What this task involves – Count lines with the string "وارد" in them. State the number alone.

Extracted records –
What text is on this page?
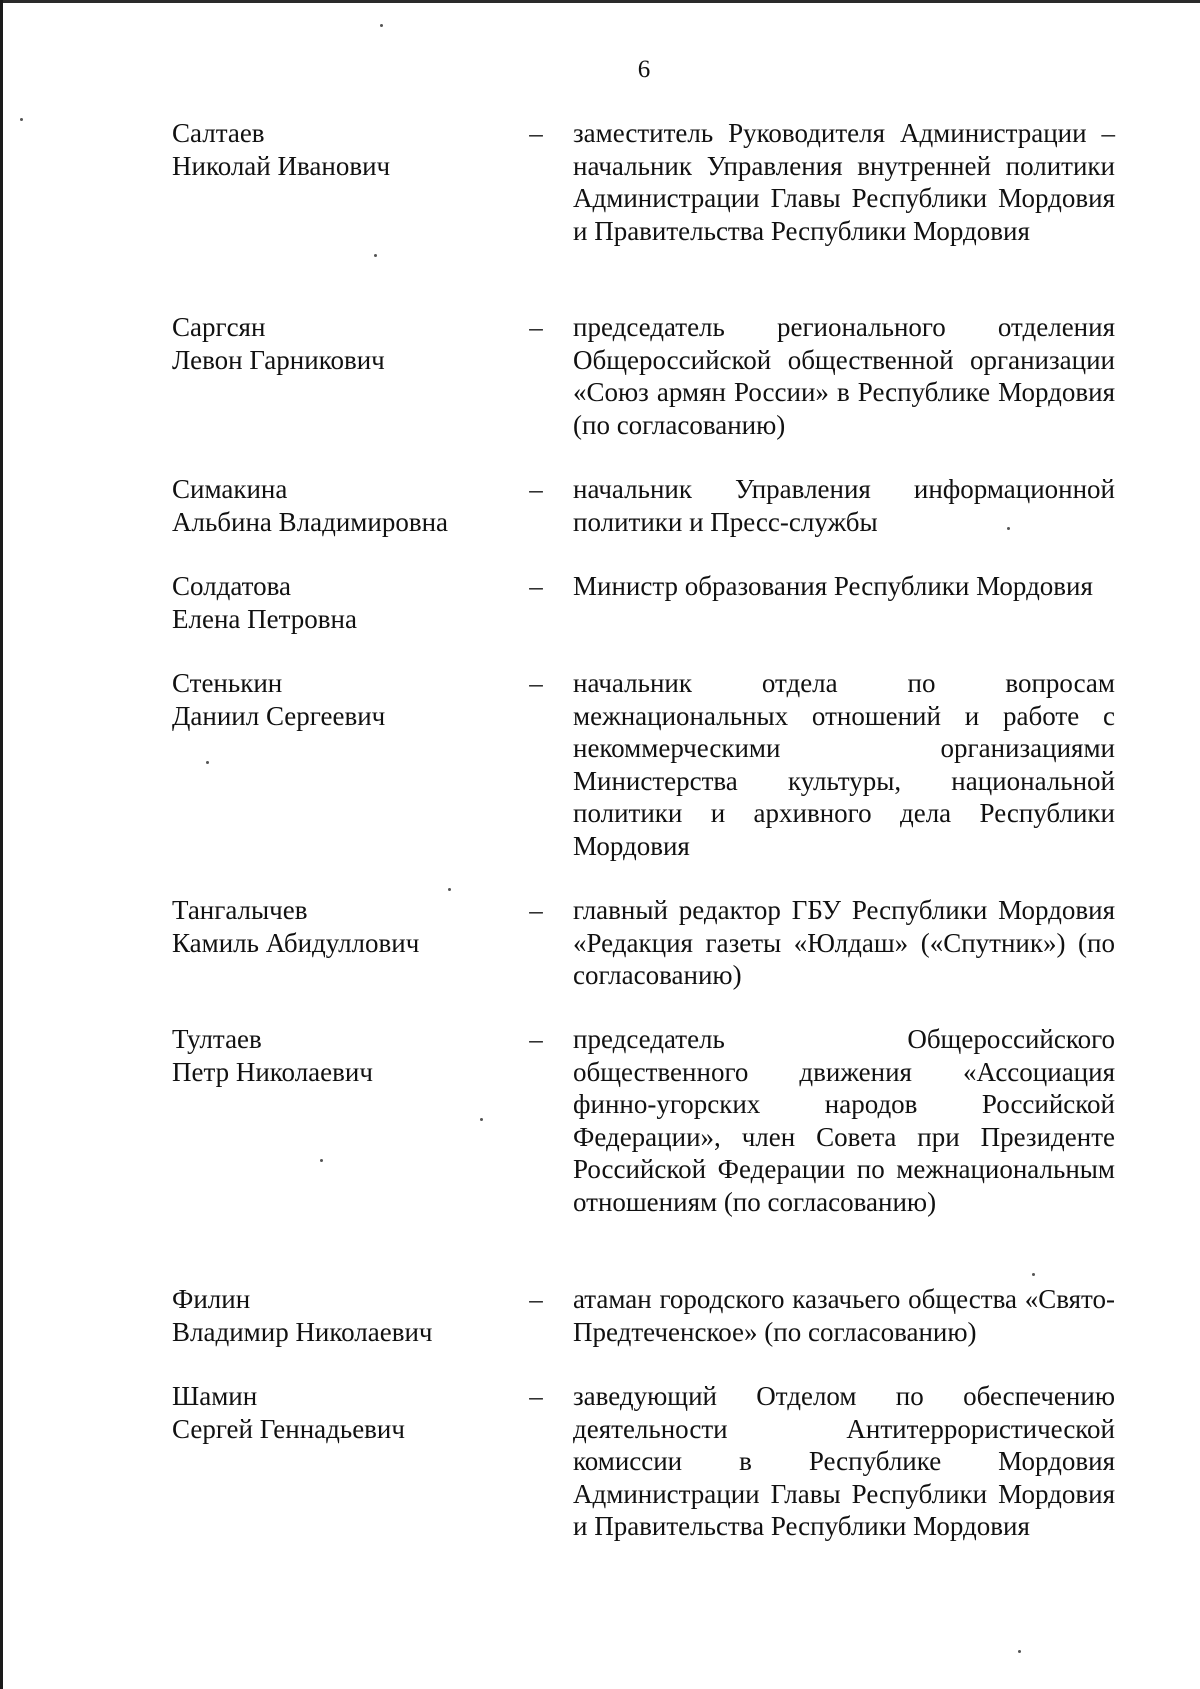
6
Салтаев
Николай Иванович
– заместитель Руководителя Администрации – начальник Управления внутренней политики Администрации Главы Республики Мордовия и Правительства Республики Мордовия
Саргсян
Левон Гарникович
– председатель регионального отделения Общероссийской общественной организации «Союз армян России» в Республике Мордовия (по согласованию)
Симакина
Альбина Владимировна
– начальник Управления информационной политики и Пресс-службы
Солдатова
Елена Петровна
– Министр образования Республики Мордовия
Стенькин
Даниил Сергеевич
– начальник отдела по вопросам межнациональных отношений и работе с некоммерческими организациями Министерства культуры, национальной политики и архивного дела Республики Мордовия
Тангалычев
Камиль Абидуллович
– главный редактор ГБУ Республики Мордовия «Редакция газеты «Юлдаш» («Спутник») (по согласованию)
Тултаев
Петр Николаевич
– председатель Общероссийского общественного движения «Ассоциация финно-угорских народов Российской Федерации», член Совета при Президенте Российской Федерации по межнациональным отношениям (по согласованию)
Филин
Владимир Николаевич
– атаман городского казачьего общества «Свято-Предтеченское» (по согласованию)
Шамин
Сергей Геннадьевич
– заведующий Отделом по обеспечению деятельности Антитеррористической комиссии в Республике Мордовия Администрации Главы Республики Мордовия и Правительства Республики Мордовия
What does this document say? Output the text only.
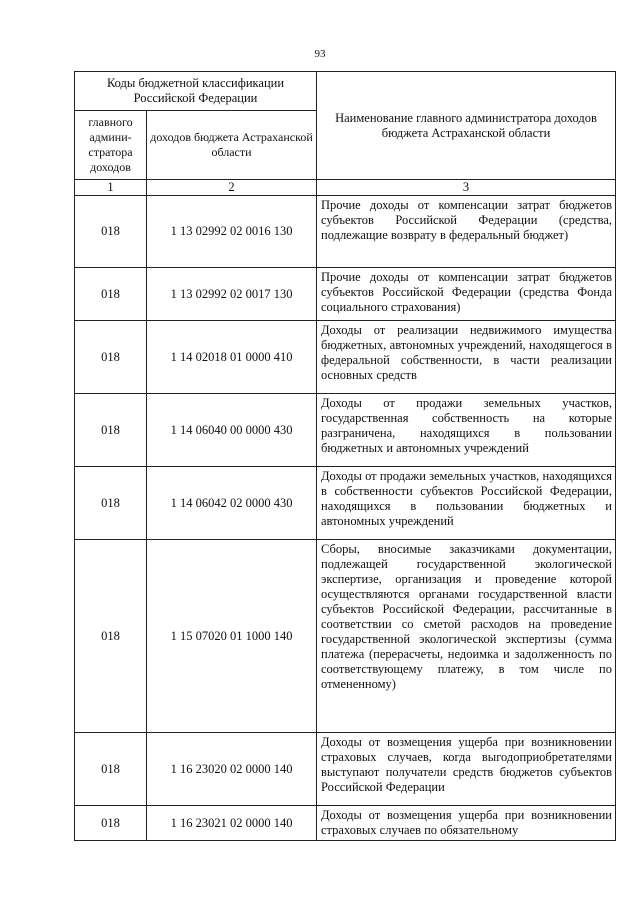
93
Коды бюджетной классификации Российской Федерации		Наименование главного администратора доходов бюджета Астраханской области
главного админи-стратора доходов	доходов бюджета Астраханской области	
1	2	3
018	1 13 02992 02 0016 130	Прочие доходы от компенсации затрат бюджетов субъектов Российской Федерации (средства, подлежащие возврату в федеральный бюджет)
018	1 13 02992 02 0017 130	Прочие доходы от компенсации затрат бюджетов субъектов Российской Федерации (средства Фонда социального страхования)
018	1 14 02018 01 0000 410	Доходы от реализации недвижимого имущества бюджетных, автономных учреждений, находящегося в федеральной собственности, в части реализации основных средств
018	1 14 06040 00 0000 430	Доходы от продажи земельных участков, государственная собственность на которые разграничена, находящихся в пользовании бюджетных и автономных учреждений
018	1 14 06042 02 0000 430	Доходы от продажи земельных участков, находящихся в собственности субъектов Российской Федерации, находящихся в пользовании бюджетных и автономных учреждений
018	1 15 07020 01 1000 140	Сборы, вносимые заказчиками документации, подлежащей государственной экологической экспертизе, организация и проведение которой осуществляются органами государственной власти субъектов Российской Федерации, рассчитанные в соответствии со сметой расходов на проведение государственной экологической экспертизы (сумма платежа (перерасчеты, недоимка и задолженность по соответствующему платежу, в том числе по отмененному)
018	1 16 23020 02 0000 140	Доходы от возмещения ущерба при возникновении страховых случаев, когда выгодоприобретателями выступают получатели средств бюджетов субъектов Российской Федерации
018	1 16 23021 02 0000 140	Доходы от возмещения ущерба при возникновении страховых случаев по обязательному
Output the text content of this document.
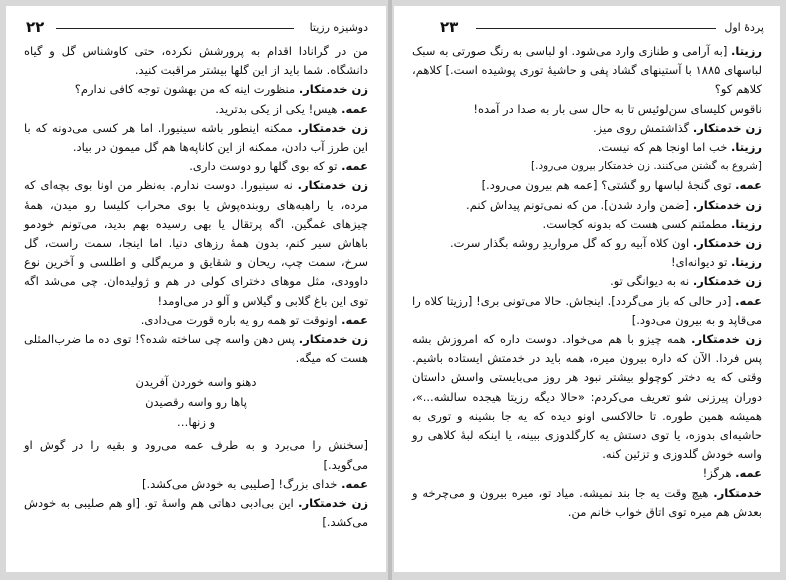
۲۲	دوشیزه رزیتا

من در گرانادا اقدام به پرورشش نکرده، حتی کاوشناس گل و گیاه دانشگاه. شما باید از این گلها بیشتر مراقبت کنید.

زن خدمتکار. منظورت اینه که من بهشون توجه کافی ندارم؟

عمه. هیس! یکی از یکی بدترید.

زن خدمتکار. ممکنه اینطور باشه سینیورا. اما هر کسی می‌دونه که با این طرز آب دادن، ممکنه از این کاناپه‌ها هم گل میمون در بیاد.

عمه. تو که بوی گلها رو دوست داری.

زن خدمتکار. نه سینیورا. دوست ندارم. به‌نظر من اونا بوی بچه‌ای که مرده، یا راهبه‌های روبنده‌پوش یا بوی محراب کلیسا رو میدن، همهٔ چیزهای غمگین. اگه پرتقال یا بهی رسیده بهم بدید، می‌تونم خودمو باهاش سیر کنم، بدون همهٔ رزهای دنیا. اما اینجا، سمت راست، گل سرخ، سمت چپ، ریحان و شقایق و مریم‌گلی و اطلسی و آخرین نوع داوودی، مثل موهای دخترای کولی در هم و ژولیده‌ان. چی می‌شد اگه توی این باغ گلابی و گیلاس و آلو در می‌اومد!

عمه. اونوقت تو همه رو یه باره قورت می‌دادی.

زن خدمتکار. پس دهن واسه چی ساخته شده؟! توی ده ما ضرب‌المثلی هست که میگه.

دهنو واسه خوردن آفریدن
پاها رو واسه رقصیدن
و زنها…

[سخنش را می‌برد و به طرف عمه می‌رود و بقیه را در گوش او می‌گوید.]

عمه. خدای بزرگ! [صلیبی به خودش می‌کشد.]

زن خدمتکار. این بی‌ادبی دهاتی هم واسهٔ تو. [او هم صلیبی به خودش می‌کشد.]

۲۳	پردهٔ اول

رزیتا. [به آرامی و طنازی وارد می‌شود. او لباسی به رنگ صورتی به سبک لباسهای ۱۸۸۵ با آستینهای گشاد پفی و حاشیهٔ توری پوشیده است.] کلاهم، کلاهم کو؟

ناقوس کلیسای سن‌لوئیس تا به حال سی بار به صدا در آمده!

زن خدمتکار. گذاشتمش روی میز.

رزیتا. خب اما اونجا هم که نیست.

[شروع به گشتن می‌کنند. زن خدمتکار بیرون می‌رود.]

عمه. توی گنجهٔ لباسها رو گشتی؟ [عمه هم بیرون می‌رود.]

زن خدمتکار. [ضمن وارد شدن]. من که نمی‌تونم پیداش کنم.

رزیتا. مطمئنم کسی هست که بدونه کجاست.

زن خدمتکار. اون کلاه آبیه رو که گل مرواریدِ روشه بگذار سرت.

رزیتا. تو دیوانه‌ای!

زن خدمتکار. نه به دیوانگی تو.

عمه. [در حالی که باز می‌گردد]. اینجاش. حالا می‌تونی بری! [رزیتا کلاه را می‌قاپد و به بیرون می‌دود.]

زن خدمتکار. همه چیزو با هم می‌خواد. دوست داره که امروزش بشه پس فردا. الآن که داره بیرون میره، همه باید در خدمتش ایستاده باشیم. وقتی که یه دختر کوچولو بیشتر نبود هر روز می‌بایستی واسش داستان دوران پیرزنی شو تعریف می‌کردم: «حالا دیگه رزیتا هیجده سالشه...»، همیشه همین طوره. تا حالاکسی اونو دیده که یه جا بشینه و توری به حاشیه‌ای بدوزه، یا توی دستش یه کارگلدوزی ببینه، یا اینکه لبهٔ کلاهی رو واسه خودش گلدوزی و تزئین کنه.

عمه. هرگز!

خدمتکار. هیچ وقت یه جا بند نمیشه. میاد تو، میره بیرون و می‌چرخه و بعدش هم میره توی اتاق خواب خانم من.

Solution to this problem – 2